#### Request
Rewrite all of the rows below, changing every "chevron-right-icon" to "arrow-right-icon" and leaving the rest untouched.

Start Data to process

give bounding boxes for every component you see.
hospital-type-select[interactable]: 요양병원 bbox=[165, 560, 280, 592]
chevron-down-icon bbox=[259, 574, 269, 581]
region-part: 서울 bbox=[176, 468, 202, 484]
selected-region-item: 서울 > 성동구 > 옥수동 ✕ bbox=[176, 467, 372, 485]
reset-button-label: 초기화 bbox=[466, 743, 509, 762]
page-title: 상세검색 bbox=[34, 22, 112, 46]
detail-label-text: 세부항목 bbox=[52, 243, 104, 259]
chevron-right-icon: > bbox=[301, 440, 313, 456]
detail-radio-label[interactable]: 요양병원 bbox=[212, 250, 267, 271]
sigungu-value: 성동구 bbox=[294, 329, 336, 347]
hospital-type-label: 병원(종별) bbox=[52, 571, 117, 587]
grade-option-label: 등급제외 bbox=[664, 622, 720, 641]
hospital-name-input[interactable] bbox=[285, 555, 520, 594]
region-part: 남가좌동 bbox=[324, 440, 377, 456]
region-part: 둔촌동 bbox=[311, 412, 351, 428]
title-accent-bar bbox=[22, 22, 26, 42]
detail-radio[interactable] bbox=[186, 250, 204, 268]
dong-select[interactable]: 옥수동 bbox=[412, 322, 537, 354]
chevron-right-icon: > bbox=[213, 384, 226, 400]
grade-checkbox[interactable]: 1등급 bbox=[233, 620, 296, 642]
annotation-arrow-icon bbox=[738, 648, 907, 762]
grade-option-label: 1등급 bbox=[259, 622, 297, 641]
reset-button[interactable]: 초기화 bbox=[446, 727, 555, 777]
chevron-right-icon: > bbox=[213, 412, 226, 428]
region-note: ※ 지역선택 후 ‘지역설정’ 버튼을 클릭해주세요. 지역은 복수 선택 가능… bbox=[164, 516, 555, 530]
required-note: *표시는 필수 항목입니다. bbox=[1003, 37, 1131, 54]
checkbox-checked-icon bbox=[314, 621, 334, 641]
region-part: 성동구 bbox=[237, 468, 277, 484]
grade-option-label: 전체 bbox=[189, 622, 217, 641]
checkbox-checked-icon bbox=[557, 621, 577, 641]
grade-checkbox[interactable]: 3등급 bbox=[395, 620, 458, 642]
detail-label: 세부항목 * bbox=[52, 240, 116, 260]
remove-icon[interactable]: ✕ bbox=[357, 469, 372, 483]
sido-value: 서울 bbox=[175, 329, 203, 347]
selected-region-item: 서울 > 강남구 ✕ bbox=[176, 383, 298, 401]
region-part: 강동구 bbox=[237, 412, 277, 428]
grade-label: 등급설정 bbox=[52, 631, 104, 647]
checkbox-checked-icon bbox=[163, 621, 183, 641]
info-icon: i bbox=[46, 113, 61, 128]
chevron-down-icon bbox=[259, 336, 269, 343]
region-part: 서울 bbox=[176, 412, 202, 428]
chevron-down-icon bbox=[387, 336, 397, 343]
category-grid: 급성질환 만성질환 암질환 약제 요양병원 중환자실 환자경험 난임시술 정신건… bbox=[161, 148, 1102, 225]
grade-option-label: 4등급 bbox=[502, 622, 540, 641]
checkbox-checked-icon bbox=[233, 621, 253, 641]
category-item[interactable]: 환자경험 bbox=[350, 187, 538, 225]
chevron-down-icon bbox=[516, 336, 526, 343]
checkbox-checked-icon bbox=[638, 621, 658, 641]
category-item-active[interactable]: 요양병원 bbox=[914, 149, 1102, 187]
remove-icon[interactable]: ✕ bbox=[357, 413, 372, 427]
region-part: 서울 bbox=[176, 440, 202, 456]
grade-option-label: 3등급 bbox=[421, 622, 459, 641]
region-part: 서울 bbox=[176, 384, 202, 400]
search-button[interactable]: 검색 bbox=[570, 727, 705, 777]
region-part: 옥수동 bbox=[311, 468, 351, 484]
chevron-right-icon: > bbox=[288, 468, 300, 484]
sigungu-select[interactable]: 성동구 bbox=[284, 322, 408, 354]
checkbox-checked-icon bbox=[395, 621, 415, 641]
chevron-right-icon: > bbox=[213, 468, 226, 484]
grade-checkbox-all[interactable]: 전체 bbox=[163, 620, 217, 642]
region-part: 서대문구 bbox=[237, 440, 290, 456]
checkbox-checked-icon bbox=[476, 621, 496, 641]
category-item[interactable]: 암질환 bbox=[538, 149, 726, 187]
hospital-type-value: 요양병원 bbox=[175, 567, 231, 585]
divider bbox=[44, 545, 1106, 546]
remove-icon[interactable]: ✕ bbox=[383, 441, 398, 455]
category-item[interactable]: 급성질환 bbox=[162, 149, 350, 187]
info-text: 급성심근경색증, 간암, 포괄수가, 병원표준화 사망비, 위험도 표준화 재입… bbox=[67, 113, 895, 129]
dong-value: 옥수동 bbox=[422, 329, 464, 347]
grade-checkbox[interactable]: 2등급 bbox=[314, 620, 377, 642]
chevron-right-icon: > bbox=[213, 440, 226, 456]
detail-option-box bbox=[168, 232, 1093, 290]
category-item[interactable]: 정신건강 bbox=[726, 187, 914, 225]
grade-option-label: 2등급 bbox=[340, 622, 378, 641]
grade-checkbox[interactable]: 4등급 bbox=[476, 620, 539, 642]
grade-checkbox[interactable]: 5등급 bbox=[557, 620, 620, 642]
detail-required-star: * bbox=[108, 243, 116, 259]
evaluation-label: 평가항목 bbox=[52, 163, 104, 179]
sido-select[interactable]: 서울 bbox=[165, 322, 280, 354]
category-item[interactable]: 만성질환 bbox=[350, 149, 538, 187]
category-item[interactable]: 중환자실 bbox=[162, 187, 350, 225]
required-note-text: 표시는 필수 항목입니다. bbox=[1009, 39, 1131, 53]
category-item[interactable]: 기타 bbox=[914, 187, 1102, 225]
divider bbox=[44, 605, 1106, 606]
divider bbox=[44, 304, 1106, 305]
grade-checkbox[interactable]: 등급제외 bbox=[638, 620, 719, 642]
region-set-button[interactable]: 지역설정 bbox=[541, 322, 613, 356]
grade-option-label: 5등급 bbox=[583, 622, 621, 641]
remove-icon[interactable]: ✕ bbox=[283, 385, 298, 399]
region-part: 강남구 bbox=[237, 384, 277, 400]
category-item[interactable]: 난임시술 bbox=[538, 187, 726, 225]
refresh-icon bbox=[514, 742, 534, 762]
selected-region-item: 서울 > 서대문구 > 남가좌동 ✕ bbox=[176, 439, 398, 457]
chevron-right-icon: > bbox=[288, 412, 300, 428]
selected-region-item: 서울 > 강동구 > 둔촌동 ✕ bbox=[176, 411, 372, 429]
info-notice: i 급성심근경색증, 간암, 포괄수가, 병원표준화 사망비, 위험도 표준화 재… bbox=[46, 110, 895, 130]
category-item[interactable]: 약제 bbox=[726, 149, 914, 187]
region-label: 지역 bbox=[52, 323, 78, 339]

End Data to process

#### The result
give bounding boxes for every component you see.
hospital-type-select[interactable]: 요양병원 bbox=[165, 560, 280, 592]
chevron-down-icon bbox=[259, 574, 269, 581]
region-part: 서울 bbox=[176, 468, 202, 484]
selected-region-item: 서울 > 성동구 > 옥수동 ✕ bbox=[176, 467, 372, 485]
reset-button-label: 초기화 bbox=[466, 743, 509, 762]
page-title: 상세검색 bbox=[34, 22, 112, 46]
detail-label-text: 세부항목 bbox=[52, 243, 104, 259]
arrow-right-icon: > bbox=[301, 440, 313, 456]
detail-radio-label[interactable]: 요양병원 bbox=[212, 250, 267, 271]
sigungu-value: 성동구 bbox=[294, 329, 336, 347]
hospital-type-label: 병원(종별) bbox=[52, 571, 117, 587]
grade-option-label: 등급제외 bbox=[664, 622, 720, 641]
hospital-name-input[interactable] bbox=[285, 555, 520, 594]
region-part: 남가좌동 bbox=[324, 440, 377, 456]
region-part: 둔촌동 bbox=[311, 412, 351, 428]
title-accent-bar bbox=[22, 22, 26, 42]
detail-radio[interactable] bbox=[186, 250, 204, 268]
dong-select[interactable]: 옥수동 bbox=[412, 322, 537, 354]
arrow-right-icon: > bbox=[213, 384, 226, 400]
grade-checkbox[interactable]: 1등급 bbox=[233, 620, 296, 642]
annotation-arrow-icon bbox=[738, 648, 907, 762]
grade-option-label: 1등급 bbox=[259, 622, 297, 641]
reset-button[interactable]: 초기화 bbox=[446, 727, 555, 777]
arrow-right-icon: > bbox=[213, 412, 226, 428]
region-note: ※ 지역선택 후 ‘지역설정’ 버튼을 클릭해주세요. 지역은 복수 선택 가능… bbox=[164, 516, 555, 530]
required-note: *표시는 필수 항목입니다. bbox=[1003, 37, 1131, 54]
checkbox-checked-icon bbox=[314, 621, 334, 641]
region-part: 성동구 bbox=[237, 468, 277, 484]
grade-option-label: 전체 bbox=[189, 622, 217, 641]
checkbox-checked-icon bbox=[557, 621, 577, 641]
grade-checkbox[interactable]: 3등급 bbox=[395, 620, 458, 642]
detail-label: 세부항목 * bbox=[52, 240, 116, 260]
remove-icon[interactable]: ✕ bbox=[357, 469, 372, 483]
sido-value: 서울 bbox=[175, 329, 203, 347]
selected-region-item: 서울 > 강남구 ✕ bbox=[176, 383, 298, 401]
region-part: 강동구 bbox=[237, 412, 277, 428]
grade-label: 등급설정 bbox=[52, 631, 104, 647]
checkbox-checked-icon bbox=[163, 621, 183, 641]
info-icon: i bbox=[46, 113, 61, 128]
chevron-down-icon bbox=[259, 336, 269, 343]
region-part: 서울 bbox=[176, 412, 202, 428]
chevron-down-icon bbox=[387, 336, 397, 343]
category-grid: 급성질환 만성질환 암질환 약제 요양병원 중환자실 환자경험 난임시술 정신건… bbox=[161, 148, 1102, 225]
grade-option-label: 4등급 bbox=[502, 622, 540, 641]
checkbox-checked-icon bbox=[233, 621, 253, 641]
category-item[interactable]: 환자경험 bbox=[350, 187, 538, 225]
chevron-down-icon bbox=[516, 336, 526, 343]
checkbox-checked-icon bbox=[638, 621, 658, 641]
category-item-active[interactable]: 요양병원 bbox=[914, 149, 1102, 187]
remove-icon[interactable]: ✕ bbox=[357, 413, 372, 427]
region-part: 서울 bbox=[176, 440, 202, 456]
grade-option-label: 3등급 bbox=[421, 622, 459, 641]
region-part: 서울 bbox=[176, 384, 202, 400]
search-button[interactable]: 검색 bbox=[570, 727, 705, 777]
region-part: 옥수동 bbox=[311, 468, 351, 484]
arrow-right-icon: > bbox=[288, 468, 300, 484]
sigungu-select[interactable]: 성동구 bbox=[284, 322, 408, 354]
checkbox-checked-icon bbox=[395, 621, 415, 641]
arrow-right-icon: > bbox=[213, 468, 226, 484]
grade-checkbox-all[interactable]: 전체 bbox=[163, 620, 217, 642]
region-part: 서대문구 bbox=[237, 440, 290, 456]
checkbox-checked-icon bbox=[476, 621, 496, 641]
category-item[interactable]: 암질환 bbox=[538, 149, 726, 187]
hospital-type-value: 요양병원 bbox=[175, 567, 231, 585]
divider bbox=[44, 545, 1106, 546]
remove-icon[interactable]: ✕ bbox=[383, 441, 398, 455]
category-item[interactable]: 급성질환 bbox=[162, 149, 350, 187]
info-text: 급성심근경색증, 간암, 포괄수가, 병원표준화 사망비, 위험도 표준화 재입… bbox=[67, 113, 895, 129]
dong-value: 옥수동 bbox=[422, 329, 464, 347]
grade-checkbox[interactable]: 2등급 bbox=[314, 620, 377, 642]
arrow-right-icon: > bbox=[213, 440, 226, 456]
detail-option-box bbox=[168, 232, 1093, 290]
category-item[interactable]: 정신건강 bbox=[726, 187, 914, 225]
grade-option-label: 2등급 bbox=[340, 622, 378, 641]
grade-checkbox[interactable]: 4등급 bbox=[476, 620, 539, 642]
grade-checkbox[interactable]: 5등급 bbox=[557, 620, 620, 642]
detail-required-star: * bbox=[108, 243, 116, 259]
evaluation-label: 평가항목 bbox=[52, 163, 104, 179]
sido-select[interactable]: 서울 bbox=[165, 322, 280, 354]
category-item[interactable]: 만성질환 bbox=[350, 149, 538, 187]
category-item[interactable]: 중환자실 bbox=[162, 187, 350, 225]
required-note-text: 표시는 필수 항목입니다. bbox=[1009, 39, 1131, 53]
category-item[interactable]: 기타 bbox=[914, 187, 1102, 225]
divider bbox=[44, 605, 1106, 606]
divider bbox=[44, 304, 1106, 305]
grade-checkbox[interactable]: 등급제외 bbox=[638, 620, 719, 642]
region-set-button[interactable]: 지역설정 bbox=[541, 322, 613, 356]
grade-option-label: 5등급 bbox=[583, 622, 621, 641]
remove-icon[interactable]: ✕ bbox=[283, 385, 298, 399]
region-part: 강남구 bbox=[237, 384, 277, 400]
category-item[interactable]: 난임시술 bbox=[538, 187, 726, 225]
refresh-icon bbox=[514, 742, 534, 762]
selected-region-item: 서울 > 서대문구 > 남가좌동 ✕ bbox=[176, 439, 398, 457]
arrow-right-icon: > bbox=[288, 412, 300, 428]
selected-region-item: 서울 > 강동구 > 둔촌동 ✕ bbox=[176, 411, 372, 429]
info-notice: i 급성심근경색증, 간암, 포괄수가, 병원표준화 사망비, 위험도 표준화 재… bbox=[46, 110, 895, 130]
category-item[interactable]: 약제 bbox=[726, 149, 914, 187]
region-label: 지역 bbox=[52, 323, 78, 339]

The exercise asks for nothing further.